Records from a data collection
···

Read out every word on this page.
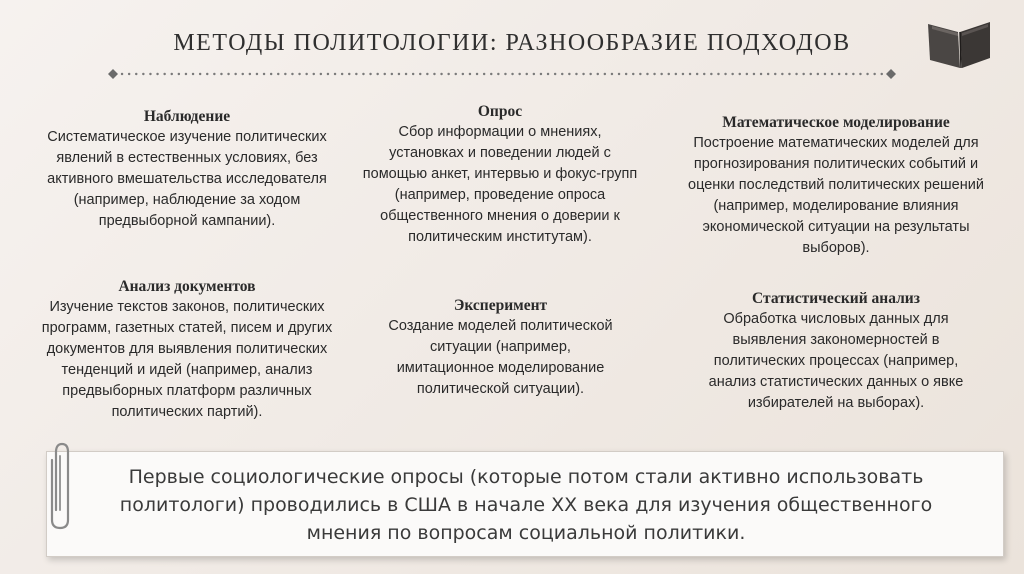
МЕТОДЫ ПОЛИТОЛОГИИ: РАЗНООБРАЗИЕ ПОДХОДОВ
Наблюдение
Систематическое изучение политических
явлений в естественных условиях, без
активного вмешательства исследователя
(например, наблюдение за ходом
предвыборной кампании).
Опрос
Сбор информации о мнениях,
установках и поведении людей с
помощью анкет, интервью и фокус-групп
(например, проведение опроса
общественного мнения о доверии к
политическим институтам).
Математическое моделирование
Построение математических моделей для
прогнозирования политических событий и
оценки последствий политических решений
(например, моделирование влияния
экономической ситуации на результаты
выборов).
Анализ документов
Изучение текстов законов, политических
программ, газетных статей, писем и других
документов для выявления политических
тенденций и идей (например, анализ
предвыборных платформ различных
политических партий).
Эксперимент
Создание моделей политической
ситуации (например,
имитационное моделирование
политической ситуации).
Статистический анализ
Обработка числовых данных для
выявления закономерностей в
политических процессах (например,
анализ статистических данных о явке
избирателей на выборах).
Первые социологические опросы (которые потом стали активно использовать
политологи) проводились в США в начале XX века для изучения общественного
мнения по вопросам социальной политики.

···

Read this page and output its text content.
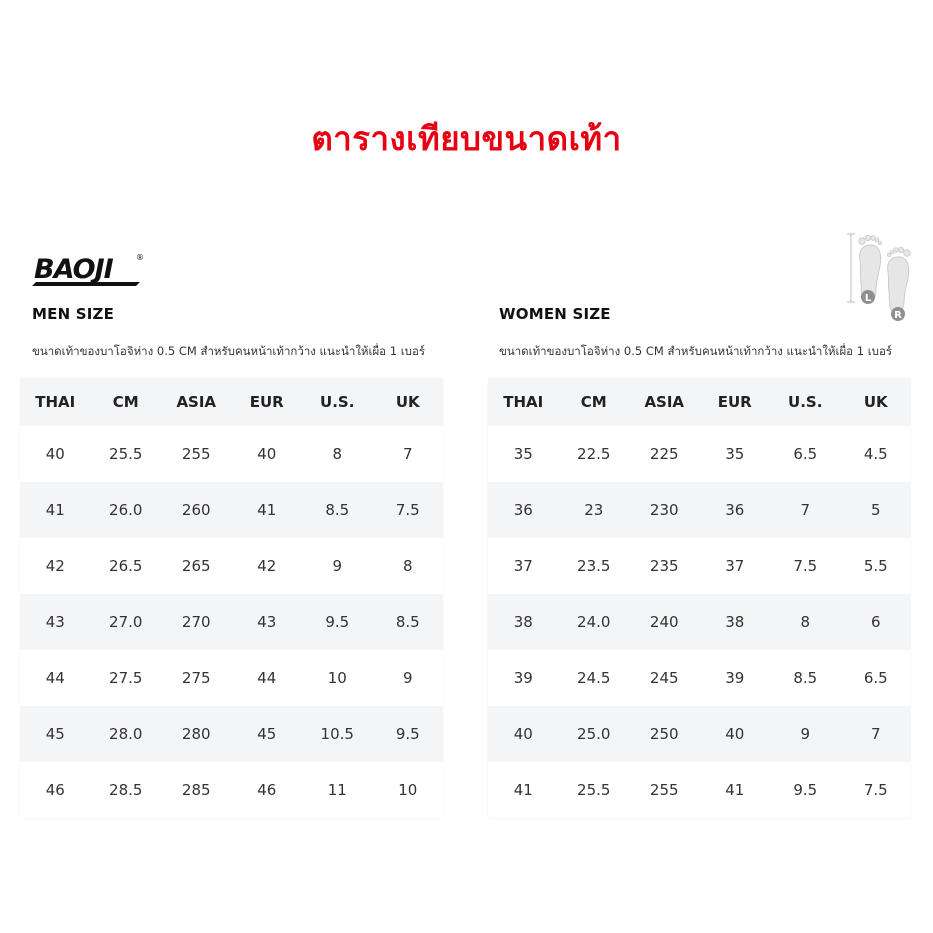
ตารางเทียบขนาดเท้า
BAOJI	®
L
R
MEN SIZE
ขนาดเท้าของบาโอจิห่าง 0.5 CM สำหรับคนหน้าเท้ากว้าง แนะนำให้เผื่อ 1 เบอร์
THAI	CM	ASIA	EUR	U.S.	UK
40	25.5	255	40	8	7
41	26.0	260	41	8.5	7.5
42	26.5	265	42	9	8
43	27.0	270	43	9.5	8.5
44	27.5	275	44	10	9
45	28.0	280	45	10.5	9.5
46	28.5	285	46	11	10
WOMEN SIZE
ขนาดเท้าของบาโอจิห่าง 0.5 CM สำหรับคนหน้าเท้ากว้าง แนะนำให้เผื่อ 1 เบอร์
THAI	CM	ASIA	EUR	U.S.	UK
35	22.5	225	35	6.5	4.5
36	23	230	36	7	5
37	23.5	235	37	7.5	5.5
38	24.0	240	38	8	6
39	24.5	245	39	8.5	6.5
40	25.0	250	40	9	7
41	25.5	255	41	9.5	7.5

···

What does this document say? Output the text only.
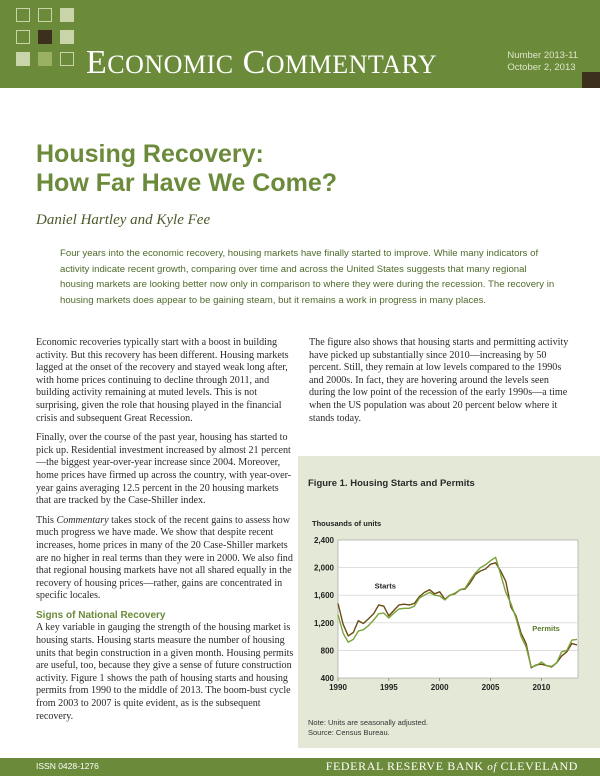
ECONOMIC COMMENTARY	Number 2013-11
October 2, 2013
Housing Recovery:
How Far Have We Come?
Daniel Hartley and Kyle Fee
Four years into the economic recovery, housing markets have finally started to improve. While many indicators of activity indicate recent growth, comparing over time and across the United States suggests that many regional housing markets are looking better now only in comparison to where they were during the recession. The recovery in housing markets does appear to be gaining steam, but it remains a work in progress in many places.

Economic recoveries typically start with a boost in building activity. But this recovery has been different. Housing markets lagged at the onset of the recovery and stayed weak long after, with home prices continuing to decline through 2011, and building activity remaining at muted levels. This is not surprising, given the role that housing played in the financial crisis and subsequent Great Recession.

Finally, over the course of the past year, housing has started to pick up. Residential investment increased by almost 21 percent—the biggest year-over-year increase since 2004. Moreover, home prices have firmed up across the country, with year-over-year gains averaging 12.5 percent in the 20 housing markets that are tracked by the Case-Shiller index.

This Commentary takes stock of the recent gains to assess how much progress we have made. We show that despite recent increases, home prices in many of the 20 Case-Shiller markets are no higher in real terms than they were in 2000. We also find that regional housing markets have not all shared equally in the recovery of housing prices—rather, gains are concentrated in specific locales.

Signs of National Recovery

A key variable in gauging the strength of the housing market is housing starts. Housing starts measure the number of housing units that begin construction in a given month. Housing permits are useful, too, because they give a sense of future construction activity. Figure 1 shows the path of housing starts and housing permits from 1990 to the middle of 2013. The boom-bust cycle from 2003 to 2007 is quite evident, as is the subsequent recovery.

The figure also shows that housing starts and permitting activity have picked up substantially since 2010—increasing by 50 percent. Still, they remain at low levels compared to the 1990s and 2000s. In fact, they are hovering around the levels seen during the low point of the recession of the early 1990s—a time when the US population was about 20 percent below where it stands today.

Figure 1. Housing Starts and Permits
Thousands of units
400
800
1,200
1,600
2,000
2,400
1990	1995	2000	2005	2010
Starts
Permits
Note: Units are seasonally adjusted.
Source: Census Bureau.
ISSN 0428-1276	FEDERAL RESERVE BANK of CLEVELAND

···

PROBLEM DESCRIPTION
From the records, copy every line that has the string "документов" in it.

FINAL RESULT
Анализ документов
документов для выявления политических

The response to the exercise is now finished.